-- START OF THE INPUT --

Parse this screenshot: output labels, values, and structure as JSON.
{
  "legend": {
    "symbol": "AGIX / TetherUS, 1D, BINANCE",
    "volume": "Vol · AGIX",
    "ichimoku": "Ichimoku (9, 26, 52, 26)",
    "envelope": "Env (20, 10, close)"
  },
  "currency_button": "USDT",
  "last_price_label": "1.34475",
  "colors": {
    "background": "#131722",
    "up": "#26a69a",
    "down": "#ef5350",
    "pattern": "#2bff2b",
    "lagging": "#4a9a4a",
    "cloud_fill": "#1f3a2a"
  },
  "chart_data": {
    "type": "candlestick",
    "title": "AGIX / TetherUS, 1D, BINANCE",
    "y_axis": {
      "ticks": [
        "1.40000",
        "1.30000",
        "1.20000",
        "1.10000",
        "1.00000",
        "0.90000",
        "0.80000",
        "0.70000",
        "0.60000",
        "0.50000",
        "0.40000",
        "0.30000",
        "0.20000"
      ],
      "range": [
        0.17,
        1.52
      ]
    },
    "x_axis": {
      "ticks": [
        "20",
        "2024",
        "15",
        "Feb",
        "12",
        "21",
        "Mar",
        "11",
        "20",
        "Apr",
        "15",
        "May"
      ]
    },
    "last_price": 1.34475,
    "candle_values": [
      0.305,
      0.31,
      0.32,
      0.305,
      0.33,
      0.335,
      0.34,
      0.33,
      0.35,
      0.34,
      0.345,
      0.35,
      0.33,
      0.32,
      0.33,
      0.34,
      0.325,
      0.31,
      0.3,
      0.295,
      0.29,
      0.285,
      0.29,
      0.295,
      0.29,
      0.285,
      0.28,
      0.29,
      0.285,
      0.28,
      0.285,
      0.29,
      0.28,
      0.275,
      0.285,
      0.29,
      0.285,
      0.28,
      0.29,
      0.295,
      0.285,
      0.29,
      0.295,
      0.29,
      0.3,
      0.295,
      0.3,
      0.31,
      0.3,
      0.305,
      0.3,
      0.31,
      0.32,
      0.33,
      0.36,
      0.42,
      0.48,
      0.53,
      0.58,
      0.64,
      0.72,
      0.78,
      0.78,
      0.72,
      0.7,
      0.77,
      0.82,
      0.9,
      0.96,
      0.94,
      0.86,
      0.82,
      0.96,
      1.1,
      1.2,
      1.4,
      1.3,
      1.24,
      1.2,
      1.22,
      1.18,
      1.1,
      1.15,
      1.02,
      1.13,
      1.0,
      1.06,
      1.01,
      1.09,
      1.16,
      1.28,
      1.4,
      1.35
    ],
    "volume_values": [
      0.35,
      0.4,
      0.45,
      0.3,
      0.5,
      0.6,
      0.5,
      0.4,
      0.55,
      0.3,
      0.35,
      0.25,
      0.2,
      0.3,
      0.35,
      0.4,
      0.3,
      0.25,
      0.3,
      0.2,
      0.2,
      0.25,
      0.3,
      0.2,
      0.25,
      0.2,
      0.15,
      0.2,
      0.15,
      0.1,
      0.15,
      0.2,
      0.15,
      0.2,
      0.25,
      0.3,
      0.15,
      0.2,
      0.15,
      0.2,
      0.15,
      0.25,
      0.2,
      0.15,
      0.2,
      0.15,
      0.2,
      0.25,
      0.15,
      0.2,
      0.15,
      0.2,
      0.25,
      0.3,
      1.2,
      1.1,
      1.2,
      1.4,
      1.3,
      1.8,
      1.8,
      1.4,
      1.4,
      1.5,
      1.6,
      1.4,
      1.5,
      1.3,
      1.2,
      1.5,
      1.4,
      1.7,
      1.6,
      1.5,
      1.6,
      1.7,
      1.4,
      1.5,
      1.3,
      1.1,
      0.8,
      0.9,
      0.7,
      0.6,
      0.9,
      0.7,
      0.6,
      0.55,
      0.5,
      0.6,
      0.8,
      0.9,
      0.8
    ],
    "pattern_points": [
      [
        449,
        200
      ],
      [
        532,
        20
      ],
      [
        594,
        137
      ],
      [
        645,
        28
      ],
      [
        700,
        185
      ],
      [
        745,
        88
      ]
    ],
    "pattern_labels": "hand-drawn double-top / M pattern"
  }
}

-- END OF THE INPUT --

Make a verbatim copy of every entry shown above.

Parse this screenshot: output labels, values, and structure as JSON.
{
  "legend": {
    "symbol": "AGIX / TetherUS, 1D, BINANCE",
    "volume": "Vol · AGIX",
    "ichimoku": "Ichimoku (9, 26, 52, 26)",
    "envelope": "Env (20, 10, close)"
  },
  "currency_button": "USDT",
  "last_price_label": "1.34475",
  "colors": {
    "background": "#131722",
    "up": "#26a69a",
    "down": "#ef5350",
    "pattern": "#2bff2b",
    "lagging": "#4a9a4a",
    "cloud_fill": "#1f3a2a"
  },
  "chart_data": {
    "type": "candlestick",
    "title": "AGIX / TetherUS, 1D, BINANCE",
    "y_axis": {
      "ticks": [
        "1.40000",
        "1.30000",
        "1.20000",
        "1.10000",
        "1.00000",
        "0.90000",
        "0.80000",
        "0.70000",
        "0.60000",
        "0.50000",
        "0.40000",
        "0.30000",
        "0.20000"
      ],
      "range": [
        0.17,
        1.52
      ]
    },
    "x_axis": {
      "ticks": [
        "20",
        "2024",
        "15",
        "Feb",
        "12",
        "21",
        "Mar",
        "11",
        "20",
        "Apr",
        "15",
        "May"
      ]
    },
    "last_price": 1.34475,
    "candle_values": [
      0.305,
      0.31,
      0.32,
      0.305,
      0.33,
      0.335,
      0.34,
      0.33,
      0.35,
      0.34,
      0.345,
      0.35,
      0.33,
      0.32,
      0.33,
      0.34,
      0.325,
      0.31,
      0.3,
      0.295,
      0.29,
      0.285,
      0.29,
      0.295,
      0.29,
      0.285,
      0.28,
      0.29,
      0.285,
      0.28,
      0.285,
      0.29,
      0.28,
      0.275,
      0.285,
      0.29,
      0.285,
      0.28,
      0.29,
      0.295,
      0.285,
      0.29,
      0.295,
      0.29,
      0.3,
      0.295,
      0.3,
      0.31,
      0.3,
      0.305,
      0.3,
      0.31,
      0.32,
      0.33,
      0.36,
      0.42,
      0.48,
      0.53,
      0.58,
      0.64,
      0.72,
      0.78,
      0.78,
      0.72,
      0.7,
      0.77,
      0.82,
      0.9,
      0.96,
      0.94,
      0.86,
      0.82,
      0.96,
      1.1,
      1.2,
      1.4,
      1.3,
      1.24,
      1.2,
      1.22,
      1.18,
      1.1,
      1.15,
      1.02,
      1.13,
      1.0,
      1.06,
      1.01,
      1.09,
      1.16,
      1.28,
      1.4,
      1.35
    ],
    "volume_values": [
      0.35,
      0.4,
      0.45,
      0.3,
      0.5,
      0.6,
      0.5,
      0.4,
      0.55,
      0.3,
      0.35,
      0.25,
      0.2,
      0.3,
      0.35,
      0.4,
      0.3,
      0.25,
      0.3,
      0.2,
      0.2,
      0.25,
      0.3,
      0.2,
      0.25,
      0.2,
      0.15,
      0.2,
      0.15,
      0.1,
      0.15,
      0.2,
      0.15,
      0.2,
      0.25,
      0.3,
      0.15,
      0.2,
      0.15,
      0.2,
      0.15,
      0.25,
      0.2,
      0.15,
      0.2,
      0.15,
      0.2,
      0.25,
      0.15,
      0.2,
      0.15,
      0.2,
      0.25,
      0.3,
      1.2,
      1.1,
      1.2,
      1.4,
      1.3,
      1.8,
      1.8,
      1.4,
      1.4,
      1.5,
      1.6,
      1.4,
      1.5,
      1.3,
      1.2,
      1.5,
      1.4,
      1.7,
      1.6,
      1.5,
      1.6,
      1.7,
      1.4,
      1.5,
      1.3,
      1.1,
      0.8,
      0.9,
      0.7,
      0.6,
      0.9,
      0.7,
      0.6,
      0.55,
      0.5,
      0.6,
      0.8,
      0.9,
      0.8
    ],
    "pattern_points": [
      [
        449,
        200
      ],
      [
        532,
        20
      ],
      [
        594,
        137
      ],
      [
        645,
        28
      ],
      [
        700,
        185
      ],
      [
        745,
        88
      ]
    ],
    "pattern_labels": "hand-drawn double-top / M pattern"
  }
}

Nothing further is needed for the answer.